═══ Input data
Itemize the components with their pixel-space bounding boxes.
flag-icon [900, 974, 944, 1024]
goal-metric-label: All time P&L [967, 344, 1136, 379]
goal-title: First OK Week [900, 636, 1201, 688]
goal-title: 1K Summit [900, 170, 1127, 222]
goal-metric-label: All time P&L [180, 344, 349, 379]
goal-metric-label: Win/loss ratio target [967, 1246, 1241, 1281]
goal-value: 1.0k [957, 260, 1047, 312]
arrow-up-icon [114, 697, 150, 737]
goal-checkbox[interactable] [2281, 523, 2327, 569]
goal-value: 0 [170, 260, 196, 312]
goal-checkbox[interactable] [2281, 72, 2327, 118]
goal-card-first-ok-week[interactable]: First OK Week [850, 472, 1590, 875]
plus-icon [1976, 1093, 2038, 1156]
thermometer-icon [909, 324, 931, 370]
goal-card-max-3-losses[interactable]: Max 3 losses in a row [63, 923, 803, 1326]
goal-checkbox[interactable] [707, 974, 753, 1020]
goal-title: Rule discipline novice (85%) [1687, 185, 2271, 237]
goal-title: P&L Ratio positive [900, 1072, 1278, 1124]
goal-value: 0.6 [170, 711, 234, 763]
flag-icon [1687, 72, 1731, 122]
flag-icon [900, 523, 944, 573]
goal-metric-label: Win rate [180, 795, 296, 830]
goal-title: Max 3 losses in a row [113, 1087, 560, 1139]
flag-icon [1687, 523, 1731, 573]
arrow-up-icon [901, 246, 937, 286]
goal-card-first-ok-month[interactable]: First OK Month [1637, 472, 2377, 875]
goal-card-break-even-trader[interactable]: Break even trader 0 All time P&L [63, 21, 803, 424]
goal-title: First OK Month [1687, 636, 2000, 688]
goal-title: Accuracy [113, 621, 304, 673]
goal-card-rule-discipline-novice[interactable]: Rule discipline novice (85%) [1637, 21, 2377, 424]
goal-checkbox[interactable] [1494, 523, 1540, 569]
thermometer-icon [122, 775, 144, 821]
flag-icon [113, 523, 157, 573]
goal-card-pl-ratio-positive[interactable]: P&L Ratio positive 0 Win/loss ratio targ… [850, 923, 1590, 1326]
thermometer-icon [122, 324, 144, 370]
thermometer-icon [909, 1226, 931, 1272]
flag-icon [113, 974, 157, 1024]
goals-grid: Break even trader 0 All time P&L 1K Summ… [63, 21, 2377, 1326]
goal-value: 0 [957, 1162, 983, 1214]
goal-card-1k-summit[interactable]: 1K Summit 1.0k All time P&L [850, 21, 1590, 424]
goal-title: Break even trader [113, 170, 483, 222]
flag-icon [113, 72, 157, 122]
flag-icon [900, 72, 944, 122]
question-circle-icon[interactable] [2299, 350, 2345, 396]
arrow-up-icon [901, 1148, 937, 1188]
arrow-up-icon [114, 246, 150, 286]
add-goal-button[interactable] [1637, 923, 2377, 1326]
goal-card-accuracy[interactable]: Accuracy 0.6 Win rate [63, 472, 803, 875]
══════
- Set task -
Reproduce each line of the item above verbatim, from the first line to the last.

- Solution below -
Itemize the components with their pixel-space bounding boxes.
flag-icon [900, 974, 944, 1024]
goal-metric-label: All time P&L [967, 344, 1136, 379]
goal-title: First OK Week [900, 636, 1201, 688]
goal-title: 1K Summit [900, 170, 1127, 222]
goal-metric-label: All time P&L [180, 344, 349, 379]
goal-metric-label: Win/loss ratio target [967, 1246, 1241, 1281]
goal-value: 1.0k [957, 260, 1047, 312]
arrow-up-icon [114, 697, 150, 737]
goal-checkbox[interactable] [2281, 523, 2327, 569]
goal-value: 0 [170, 260, 196, 312]
goal-checkbox[interactable] [2281, 72, 2327, 118]
goal-card-first-ok-week[interactable]: First OK Week [850, 472, 1590, 875]
plus-icon [1976, 1093, 2038, 1156]
thermometer-icon [909, 324, 931, 370]
goal-card-max-3-losses[interactable]: Max 3 losses in a row [63, 923, 803, 1326]
goal-checkbox[interactable] [707, 974, 753, 1020]
goal-title: Rule discipline novice (85%) [1687, 185, 2271, 237]
goal-title: P&L Ratio positive [900, 1072, 1278, 1124]
goal-value: 0.6 [170, 711, 234, 763]
flag-icon [1687, 72, 1731, 122]
flag-icon [900, 523, 944, 573]
goal-metric-label: Win rate [180, 795, 296, 830]
goal-title: Max 3 losses in a row [113, 1087, 560, 1139]
flag-icon [1687, 523, 1731, 573]
arrow-up-icon [901, 246, 937, 286]
goal-card-first-ok-month[interactable]: First OK Month [1637, 472, 2377, 875]
goal-card-break-even-trader[interactable]: Break even trader 0 All time P&L [63, 21, 803, 424]
goal-title: First OK Month [1687, 636, 2000, 688]
goal-title: Accuracy [113, 621, 304, 673]
goal-card-rule-discipline-novice[interactable]: Rule discipline novice (85%) [1637, 21, 2377, 424]
goal-checkbox[interactable] [1494, 523, 1540, 569]
thermometer-icon [122, 775, 144, 821]
flag-icon [113, 523, 157, 573]
goal-card-pl-ratio-positive[interactable]: P&L Ratio positive 0 Win/loss ratio targ… [850, 923, 1590, 1326]
thermometer-icon [122, 324, 144, 370]
thermometer-icon [909, 1226, 931, 1272]
flag-icon [113, 974, 157, 1024]
goals-grid: Break even trader 0 All time P&L 1K Summ… [63, 21, 2377, 1326]
goal-value: 0 [957, 1162, 983, 1214]
goal-card-1k-summit[interactable]: 1K Summit 1.0k All time P&L [850, 21, 1590, 424]
goal-title: Break even trader [113, 170, 483, 222]
flag-icon [113, 72, 157, 122]
flag-icon [900, 72, 944, 122]
question-circle-icon[interactable] [2299, 350, 2345, 396]
arrow-up-icon [901, 1148, 937, 1188]
arrow-up-icon [114, 246, 150, 286]
add-goal-button[interactable] [1637, 923, 2377, 1326]
goal-card-accuracy[interactable]: Accuracy 0.6 Win rate [63, 472, 803, 875]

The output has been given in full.